§ **Task requirements**:
The forum post below asks about cascading deletes in SQL. List every table relationship for which the poster tried to turn on cascading deletes.

§ **Document extract**:
+++
Saturday, February 11, 2012

@louis :: SQL - Cascading Delete, or Delete Trigger, maintaining Referential Integrity - PLE

I am having great difficulty with cascading deletes, delete triggers and referential integrity.

The database is in First Normal Form.

I have some tables that are child tables with two foreign keyes to two different parent tables, for example:


Table A

/ \

Table B Table C

\ /

Table D

So if I try to turn on cascading deletes for A/B, A/C, B/D and C/D relationships, I get an error that I cannot have cascading delete because it would create multiple cascade paths. I do understand why this is happening. If I delete a row in Table A, I want it to delete child rows in Table B and table C, and then child rows in table D as well. But if I delete a row in Table C, I want it to delete child rows in Table D, and if I delete a row in Table B, I want it to also delete child rows in Table D.

SQL sees this as cyclical, because if I delete a row in table A, both table B and table C would try to delete their child rows in table D.

Ok, so I thought, no biggie, I'll just use delete triggers. So I created delete triggers that will delete child rows in table B and table C when deleting a row in table A. Then I created triggers in both Table B and Table C that would delete child rows in Table D.

When I try to delete a row in table A, B or C, I get the error "Delete Statement Conflicted with COLUMN REFERENCE". This does not make sense to me, can anyone explain? I have a trigger in place that should be deleting the child rows before it attempts to delete the parent row...isn't that the whole point of delete triggers?

This is an example of my delete trigger:

CREATE TRIGGER [DeleteA] ON A
FOR DELETE
AS
Delete from B where MeetingID = ID;
Delete from C where MeetingID = ID;

And then Table B and C both have delete triggers to delete child rows in table D. But it never gets to that point, none of the triggers execute because the above error happens first.

So if I then go into the relationships, and deselect the option for "Enforce relationship for INSERTs and UPDATEs" these triggers all work just fine. Only problem is that now I have no referential integrity and I can simply create unrestrained child rows that do not reference actual foreign keys in the parent table.

So the question is, how do I maintain referential integrity and also have the database delete child rows, keeping in mind that the cascading deletes will not work because of the multiple cascade paths (which are certainly required).

Hope this makes sense...

Thanks,

Josh

It is hard to advise how to impove abstract structure. No other answers that create all references with "do not enforce" clause and maintain all integrity by the triggers.|||

Yeah, the whole cascading thing can get confusing. Can you post a more complete sample? This trigger will not work as it is:

CREATE TRIGGER [DeleteA] ON A
FOR DELETE
AS
Delete from B where MeetingID = ID;
Delete from C where MeetingID = ID;

You need to do something more like:

CREATE TRIGGER [DeleteA] ON A
FOR DELETE
AS
Delete B
FROM B
join deleted
on B.Akey = deleted.Akey

Delete C
FROM C
join deleted
on C.Akey = deleted.Akey
go

|||correct me if im wrong.... the triggers in sql server r 'after triggers' i.e after the delete operation in parent table is performed, only then will the trigger fire...now while deleting from parent table itself, it gives an error as at that time the reference is their.....sorry i havent tried it, but this is wat shud be hapenning .....|||

if u know the parent table and the primary keys refered by the child(fk) tables ... use queries to get rid of the child data first..somethin like

BEGIN TRANSACTION

delete from child1 where refered_column in (select pk_values from parent where value='i wanna delete' ) --nest to more levels if required...
+++
§ **Data records**:
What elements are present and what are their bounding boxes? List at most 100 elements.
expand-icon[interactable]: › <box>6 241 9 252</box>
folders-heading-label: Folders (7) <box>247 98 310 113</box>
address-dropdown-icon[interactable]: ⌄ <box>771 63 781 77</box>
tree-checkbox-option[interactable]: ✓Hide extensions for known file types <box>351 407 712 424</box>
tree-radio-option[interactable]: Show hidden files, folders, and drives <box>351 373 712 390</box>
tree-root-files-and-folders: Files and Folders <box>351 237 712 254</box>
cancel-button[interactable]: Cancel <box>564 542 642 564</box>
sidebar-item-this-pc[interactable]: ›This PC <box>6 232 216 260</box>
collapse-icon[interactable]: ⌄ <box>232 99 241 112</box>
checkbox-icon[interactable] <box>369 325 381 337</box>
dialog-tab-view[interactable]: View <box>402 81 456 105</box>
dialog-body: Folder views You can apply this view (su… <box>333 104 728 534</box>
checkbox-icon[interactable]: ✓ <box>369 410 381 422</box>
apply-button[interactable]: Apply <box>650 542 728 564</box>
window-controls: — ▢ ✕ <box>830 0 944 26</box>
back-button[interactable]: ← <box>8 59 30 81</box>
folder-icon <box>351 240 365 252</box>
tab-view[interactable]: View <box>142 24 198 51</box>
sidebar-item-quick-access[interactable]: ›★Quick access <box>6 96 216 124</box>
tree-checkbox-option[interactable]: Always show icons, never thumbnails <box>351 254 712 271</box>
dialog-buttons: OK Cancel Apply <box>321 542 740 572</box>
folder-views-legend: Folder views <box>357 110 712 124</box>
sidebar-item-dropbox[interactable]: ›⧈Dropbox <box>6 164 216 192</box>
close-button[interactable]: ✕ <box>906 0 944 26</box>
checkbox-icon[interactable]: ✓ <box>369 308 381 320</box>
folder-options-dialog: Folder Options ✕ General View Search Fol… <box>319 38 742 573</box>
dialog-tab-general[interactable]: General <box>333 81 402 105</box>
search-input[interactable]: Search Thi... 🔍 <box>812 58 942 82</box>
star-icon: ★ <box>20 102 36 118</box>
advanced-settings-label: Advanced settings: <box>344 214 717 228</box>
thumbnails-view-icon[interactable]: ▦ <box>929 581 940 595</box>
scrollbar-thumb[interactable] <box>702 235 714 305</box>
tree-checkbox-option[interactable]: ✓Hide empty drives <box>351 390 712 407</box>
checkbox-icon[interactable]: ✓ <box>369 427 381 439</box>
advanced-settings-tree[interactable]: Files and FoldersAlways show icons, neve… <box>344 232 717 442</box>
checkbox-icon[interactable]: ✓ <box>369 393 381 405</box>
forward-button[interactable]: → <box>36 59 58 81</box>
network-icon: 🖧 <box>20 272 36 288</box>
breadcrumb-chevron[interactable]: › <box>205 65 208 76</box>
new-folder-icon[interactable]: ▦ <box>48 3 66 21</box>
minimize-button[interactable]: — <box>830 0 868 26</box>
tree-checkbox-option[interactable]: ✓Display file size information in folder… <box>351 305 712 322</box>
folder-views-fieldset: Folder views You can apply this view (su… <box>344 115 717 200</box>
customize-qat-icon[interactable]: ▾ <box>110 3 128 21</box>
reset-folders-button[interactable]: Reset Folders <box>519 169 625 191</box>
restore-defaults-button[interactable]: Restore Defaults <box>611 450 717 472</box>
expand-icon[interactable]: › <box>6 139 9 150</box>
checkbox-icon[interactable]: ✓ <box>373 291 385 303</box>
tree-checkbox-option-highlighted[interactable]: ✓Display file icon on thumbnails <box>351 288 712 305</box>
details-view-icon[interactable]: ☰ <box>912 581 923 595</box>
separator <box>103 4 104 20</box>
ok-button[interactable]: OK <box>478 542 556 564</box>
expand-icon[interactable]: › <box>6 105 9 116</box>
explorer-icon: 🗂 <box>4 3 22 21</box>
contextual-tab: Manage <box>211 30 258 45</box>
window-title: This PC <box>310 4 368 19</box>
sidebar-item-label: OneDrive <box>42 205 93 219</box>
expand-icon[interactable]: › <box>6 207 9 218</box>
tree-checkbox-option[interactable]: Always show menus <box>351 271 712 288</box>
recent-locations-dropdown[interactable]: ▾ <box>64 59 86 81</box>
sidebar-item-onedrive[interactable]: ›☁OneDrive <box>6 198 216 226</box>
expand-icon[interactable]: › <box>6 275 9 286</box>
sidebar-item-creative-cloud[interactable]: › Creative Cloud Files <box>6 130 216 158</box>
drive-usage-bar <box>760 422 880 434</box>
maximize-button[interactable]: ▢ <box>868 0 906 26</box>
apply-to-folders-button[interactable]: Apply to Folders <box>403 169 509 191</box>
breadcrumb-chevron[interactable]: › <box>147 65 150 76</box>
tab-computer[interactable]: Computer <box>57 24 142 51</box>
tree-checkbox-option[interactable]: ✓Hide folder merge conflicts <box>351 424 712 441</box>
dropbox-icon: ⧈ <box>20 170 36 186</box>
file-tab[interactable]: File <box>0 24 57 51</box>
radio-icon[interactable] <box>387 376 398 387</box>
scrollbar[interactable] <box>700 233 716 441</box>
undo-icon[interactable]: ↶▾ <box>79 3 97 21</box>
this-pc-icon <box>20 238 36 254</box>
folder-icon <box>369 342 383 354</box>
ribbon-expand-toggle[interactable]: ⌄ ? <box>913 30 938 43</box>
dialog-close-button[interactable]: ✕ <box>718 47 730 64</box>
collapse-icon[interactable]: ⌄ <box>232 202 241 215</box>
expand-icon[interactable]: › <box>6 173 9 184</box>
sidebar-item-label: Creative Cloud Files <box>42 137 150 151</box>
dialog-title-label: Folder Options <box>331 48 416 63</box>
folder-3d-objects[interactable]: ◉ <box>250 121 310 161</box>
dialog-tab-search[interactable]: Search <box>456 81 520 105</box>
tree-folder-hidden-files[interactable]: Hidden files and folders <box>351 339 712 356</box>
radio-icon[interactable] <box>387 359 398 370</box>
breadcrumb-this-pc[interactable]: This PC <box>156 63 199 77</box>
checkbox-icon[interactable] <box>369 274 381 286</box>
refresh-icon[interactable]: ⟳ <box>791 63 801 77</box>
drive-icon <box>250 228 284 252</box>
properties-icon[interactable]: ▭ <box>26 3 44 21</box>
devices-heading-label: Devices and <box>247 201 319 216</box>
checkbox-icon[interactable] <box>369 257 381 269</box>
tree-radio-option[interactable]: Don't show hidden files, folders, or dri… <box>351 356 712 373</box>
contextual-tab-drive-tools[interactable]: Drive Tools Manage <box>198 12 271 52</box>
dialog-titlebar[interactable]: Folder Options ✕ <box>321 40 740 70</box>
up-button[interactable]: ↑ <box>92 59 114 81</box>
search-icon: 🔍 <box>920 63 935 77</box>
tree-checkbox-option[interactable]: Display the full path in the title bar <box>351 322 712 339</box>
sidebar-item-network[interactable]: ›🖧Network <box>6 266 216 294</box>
+++
§ **Answer to this exercise**:
A/B
A/C
B/D
C/D